=== RECORDS SUPPLIED ===

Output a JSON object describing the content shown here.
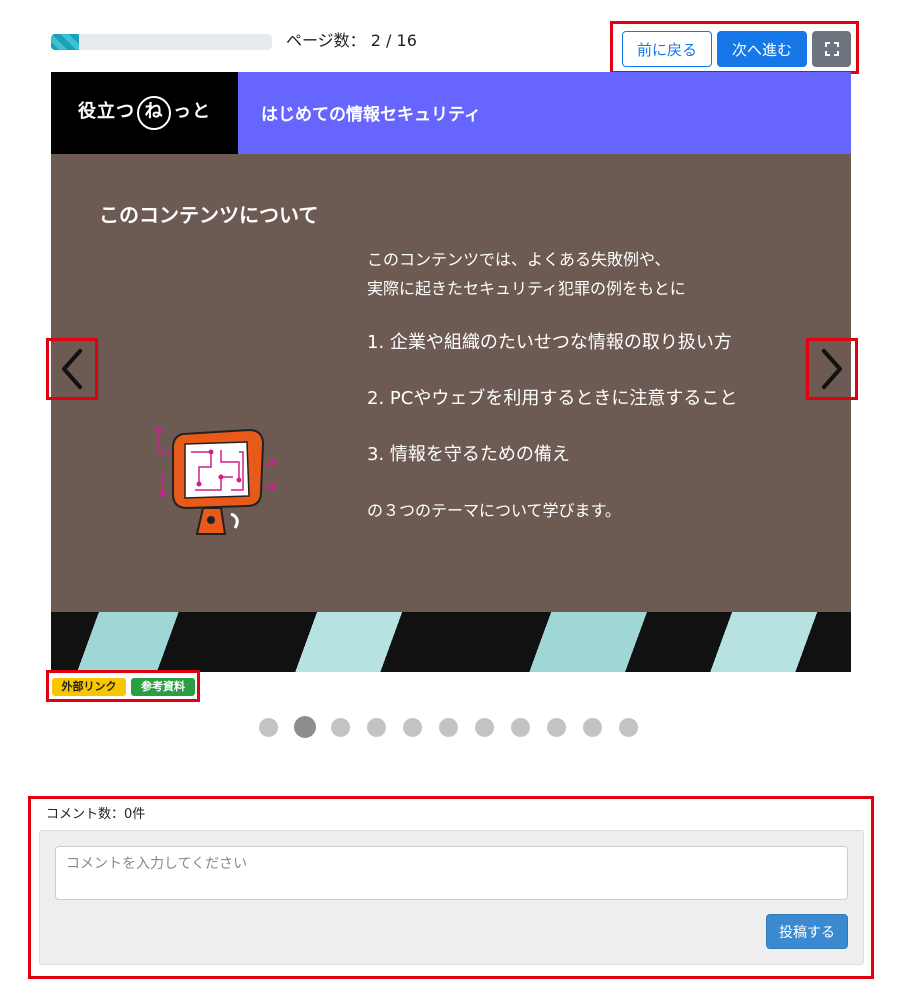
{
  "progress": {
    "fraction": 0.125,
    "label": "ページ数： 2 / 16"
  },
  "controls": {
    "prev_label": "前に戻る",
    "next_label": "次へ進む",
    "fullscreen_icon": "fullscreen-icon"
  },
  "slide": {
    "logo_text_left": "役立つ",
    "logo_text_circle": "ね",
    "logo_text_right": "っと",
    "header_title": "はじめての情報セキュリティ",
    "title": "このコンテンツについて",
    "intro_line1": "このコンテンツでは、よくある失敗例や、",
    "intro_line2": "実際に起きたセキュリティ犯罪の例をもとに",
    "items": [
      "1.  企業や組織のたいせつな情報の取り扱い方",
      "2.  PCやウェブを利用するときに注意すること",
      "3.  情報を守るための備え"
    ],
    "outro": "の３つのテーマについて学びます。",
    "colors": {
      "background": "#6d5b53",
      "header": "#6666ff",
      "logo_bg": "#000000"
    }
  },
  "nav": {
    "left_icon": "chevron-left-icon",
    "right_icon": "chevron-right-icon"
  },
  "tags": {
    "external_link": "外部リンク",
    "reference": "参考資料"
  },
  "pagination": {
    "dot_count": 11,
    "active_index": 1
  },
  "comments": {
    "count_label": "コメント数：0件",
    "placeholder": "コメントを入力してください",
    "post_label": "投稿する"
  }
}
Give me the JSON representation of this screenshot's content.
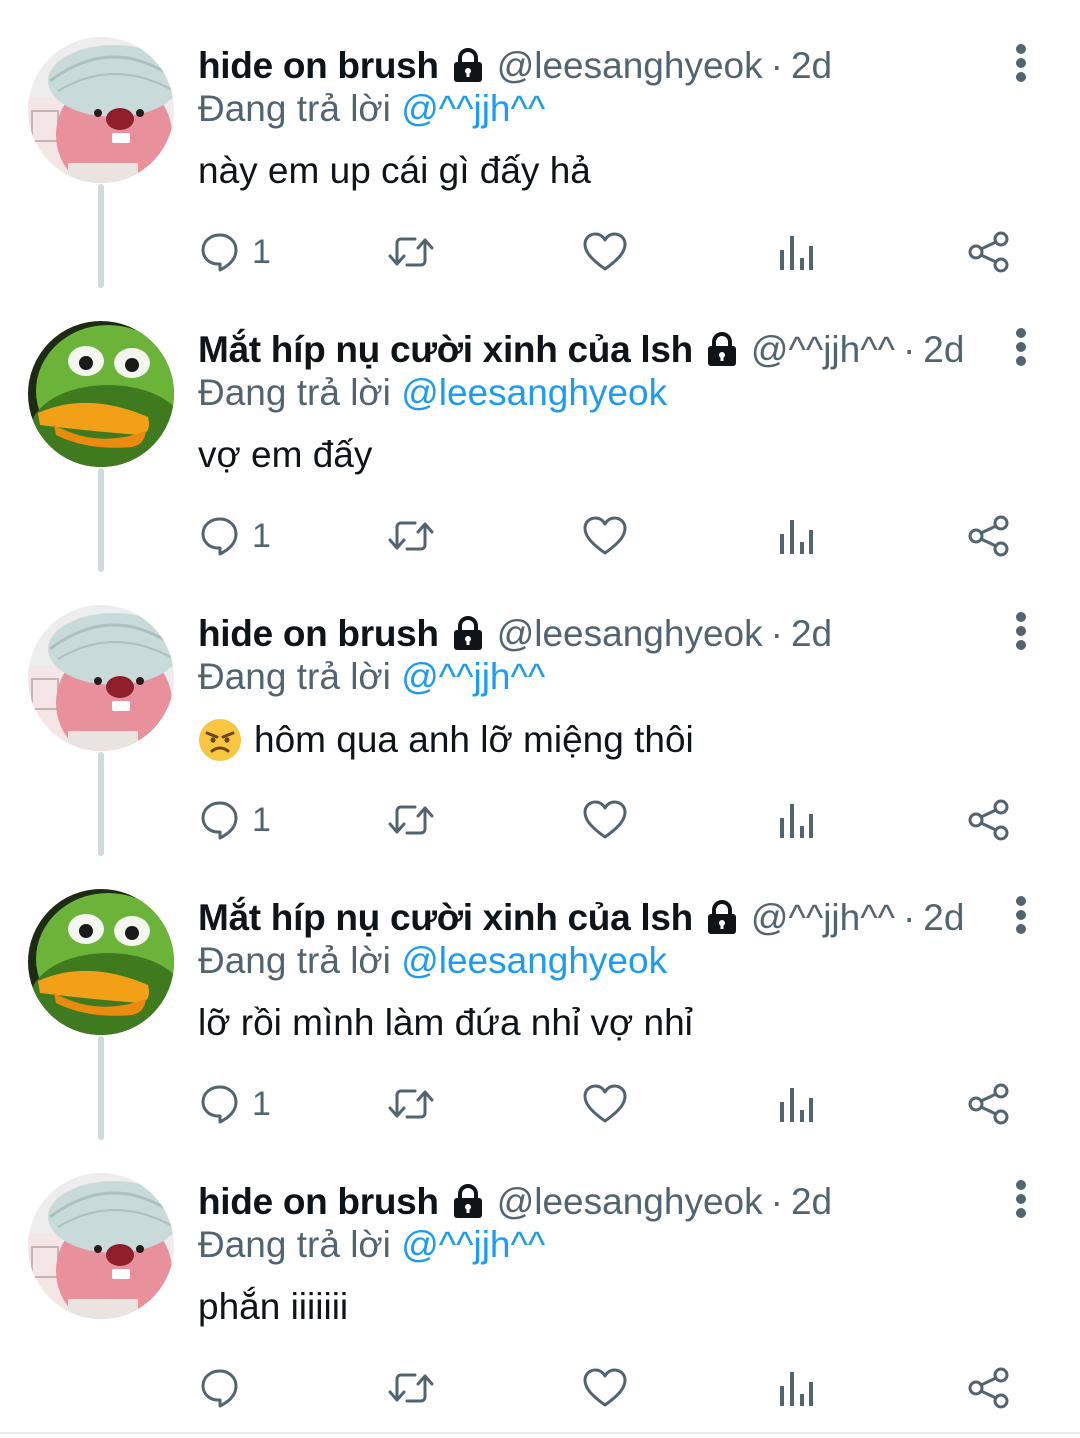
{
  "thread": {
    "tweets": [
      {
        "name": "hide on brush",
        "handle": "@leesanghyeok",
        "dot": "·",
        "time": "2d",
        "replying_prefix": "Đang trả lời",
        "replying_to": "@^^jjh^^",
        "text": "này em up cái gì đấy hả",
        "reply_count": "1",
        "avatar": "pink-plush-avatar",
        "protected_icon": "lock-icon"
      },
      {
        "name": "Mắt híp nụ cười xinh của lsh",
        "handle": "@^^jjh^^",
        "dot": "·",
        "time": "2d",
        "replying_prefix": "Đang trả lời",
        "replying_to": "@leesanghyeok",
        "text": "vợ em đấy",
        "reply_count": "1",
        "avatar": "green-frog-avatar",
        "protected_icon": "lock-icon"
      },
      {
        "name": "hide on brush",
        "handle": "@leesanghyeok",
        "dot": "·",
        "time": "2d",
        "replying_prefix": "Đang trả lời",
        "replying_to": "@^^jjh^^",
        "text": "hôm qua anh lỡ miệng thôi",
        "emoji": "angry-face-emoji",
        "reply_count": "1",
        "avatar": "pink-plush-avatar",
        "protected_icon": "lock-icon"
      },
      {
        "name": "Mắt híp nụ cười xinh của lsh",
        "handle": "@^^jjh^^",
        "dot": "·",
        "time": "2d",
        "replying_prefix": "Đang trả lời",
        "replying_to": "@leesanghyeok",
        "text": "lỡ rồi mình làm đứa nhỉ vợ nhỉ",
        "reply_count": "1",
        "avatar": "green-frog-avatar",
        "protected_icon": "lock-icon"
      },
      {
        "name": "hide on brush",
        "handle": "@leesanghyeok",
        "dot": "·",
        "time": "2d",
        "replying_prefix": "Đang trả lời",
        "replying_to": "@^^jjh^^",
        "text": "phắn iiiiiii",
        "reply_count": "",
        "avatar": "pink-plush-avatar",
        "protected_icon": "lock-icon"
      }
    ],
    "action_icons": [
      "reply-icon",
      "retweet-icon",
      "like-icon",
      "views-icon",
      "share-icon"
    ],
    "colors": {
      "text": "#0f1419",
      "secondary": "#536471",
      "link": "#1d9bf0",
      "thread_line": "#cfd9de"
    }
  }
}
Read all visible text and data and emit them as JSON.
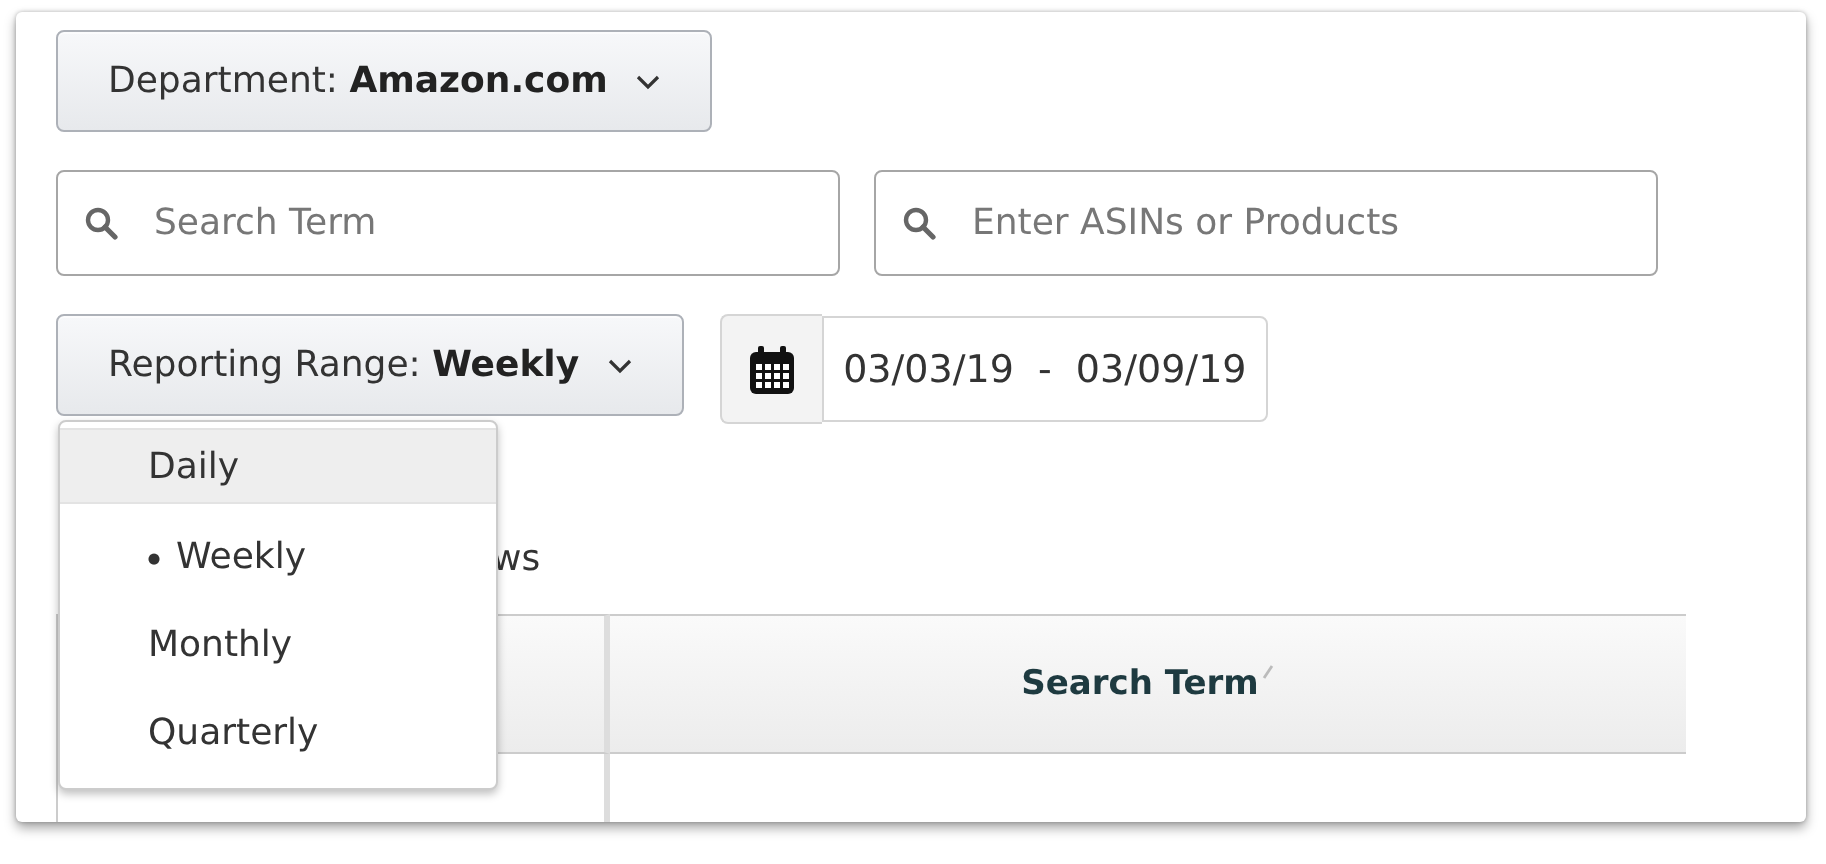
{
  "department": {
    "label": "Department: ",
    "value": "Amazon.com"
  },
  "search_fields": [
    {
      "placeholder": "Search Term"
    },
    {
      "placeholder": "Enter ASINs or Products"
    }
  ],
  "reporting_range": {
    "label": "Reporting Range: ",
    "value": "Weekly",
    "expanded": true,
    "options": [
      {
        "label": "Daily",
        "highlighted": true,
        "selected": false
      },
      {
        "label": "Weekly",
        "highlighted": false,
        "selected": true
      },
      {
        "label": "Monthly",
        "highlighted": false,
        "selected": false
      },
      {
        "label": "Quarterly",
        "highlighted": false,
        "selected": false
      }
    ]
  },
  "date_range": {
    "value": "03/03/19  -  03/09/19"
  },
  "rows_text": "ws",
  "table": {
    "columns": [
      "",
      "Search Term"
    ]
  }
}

===

# WHAT THE TASK REQUIRES
The records above need to be given again exactly. Omit the pictures.

# WRITTEN ANSWER
Output a JSON object describing the content shown here.
{
  "progress": {
    "fraction": 0.125,
    "label": "ページ数： 2 / 16"
  },
  "controls": {
    "prev_label": "前に戻る",
    "next_label": "次へ進む",
    "fullscreen_icon": "fullscreen-icon"
  },
  "slide": {
    "logo_text_left": "役立つ",
    "logo_text_circle": "ね",
    "logo_text_right": "っと",
    "header_title": "はじめての情報セキュリティ",
    "title": "このコンテンツについて",
    "intro_line1": "このコンテンツでは、よくある失敗例や、",
    "intro_line2": "実際に起きたセキュリティ犯罪の例をもとに",
    "items": [
      "1.  企業や組織のたいせつな情報の取り扱い方",
      "2.  PCやウェブを利用するときに注意すること",
      "3.  情報を守るための備え"
    ],
    "outro": "の３つのテーマについて学びます。",
    "colors": {
      "background": "#6d5b53",
      "header": "#6666ff",
      "logo_bg": "#000000"
    }
  },
  "nav": {
    "left_icon": "chevron-left-icon",
    "right_icon": "chevron-right-icon"
  },
  "tags": {
    "external_link": "外部リンク",
    "reference": "参考資料"
  },
  "pagination": {
    "dot_count": 11,
    "active_index": 1
  },
  "comments": {
    "count_label": "コメント数：0件",
    "placeholder": "コメントを入力してください",
    "post_label": "投稿する"
  }
}
Give me the JSON representation of this screenshot's content.
{
  "thread": {
    "tweets": [
      {
        "name": "hide on brush",
        "handle": "@leesanghyeok",
        "dot": "·",
        "time": "2d",
        "replying_prefix": "Đang trả lời",
        "replying_to": "@^^jjh^^",
        "text": "này em up cái gì đấy hả",
        "reply_count": "1",
        "avatar": "pink-plush-avatar",
        "protected_icon": "lock-icon"
      },
      {
        "name": "Mắt híp nụ cười xinh của lsh",
        "handle": "@^^jjh^^",
        "dot": "·",
        "time": "2d",
        "replying_prefix": "Đang trả lời",
        "replying_to": "@leesanghyeok",
        "text": "vợ em đấy",
        "reply_count": "1",
        "avatar": "green-frog-avatar",
        "protected_icon": "lock-icon"
      },
      {
        "name": "hide on brush",
        "handle": "@leesanghyeok",
        "dot": "·",
        "time": "2d",
        "replying_prefix": "Đang trả lời",
        "replying_to": "@^^jjh^^",
        "text": "hôm qua anh lỡ miệng thôi",
        "emoji": "angry-face-emoji",
        "reply_count": "1",
        "avatar": "pink-plush-avatar",
        "protected_icon": "lock-icon"
      },
      {
        "name": "Mắt híp nụ cười xinh của lsh",
        "handle": "@^^jjh^^",
        "dot": "·",
        "time": "2d",
        "replying_prefix": "Đang trả lời",
        "replying_to": "@leesanghyeok",
        "text": "lỡ rồi mình làm đứa nhỉ vợ nhỉ",
        "reply_count": "1",
        "avatar": "green-frog-avatar",
        "protected_icon": "lock-icon"
      },
      {
        "name": "hide on brush",
        "handle": "@leesanghyeok",
        "dot": "·",
        "time": "2d",
        "replying_prefix": "Đang trả lời",
        "replying_to": "@^^jjh^^",
        "text": "phắn iiiiiii",
        "reply_count": "",
        "avatar": "pink-plush-avatar",
        "protected_icon": "lock-icon"
      }
    ],
    "action_icons": [
      "reply-icon",
      "retweet-icon",
      "like-icon",
      "views-icon",
      "share-icon"
    ],
    "colors": {
      "text": "#0f1419",
      "secondary": "#536471",
      "link": "#1d9bf0",
      "thread_line": "#cfd9de"
    }
  }
}
Read all visible text and data and emit them as JSON.
{
  "department": {
    "label": "Department: ",
    "value": "Amazon.com"
  },
  "search_fields": [
    {
      "placeholder": "Search Term"
    },
    {
      "placeholder": "Enter ASINs or Products"
    }
  ],
  "reporting_range": {
    "label": "Reporting Range: ",
    "value": "Weekly",
    "expanded": true,
    "options": [
      {
        "label": "Daily",
        "highlighted": true,
        "selected": false
      },
      {
        "label": "Weekly",
        "highlighted": false,
        "selected": true
      },
      {
        "label": "Monthly",
        "highlighted": false,
        "selected": false
      },
      {
        "label": "Quarterly",
        "highlighted": false,
        "selected": false
      }
    ]
  },
  "date_range": {
    "value": "03/03/19  -  03/09/19"
  },
  "rows_text": "ws",
  "table": {
    "columns": [
      "",
      "Search Term"
    ]
  }
}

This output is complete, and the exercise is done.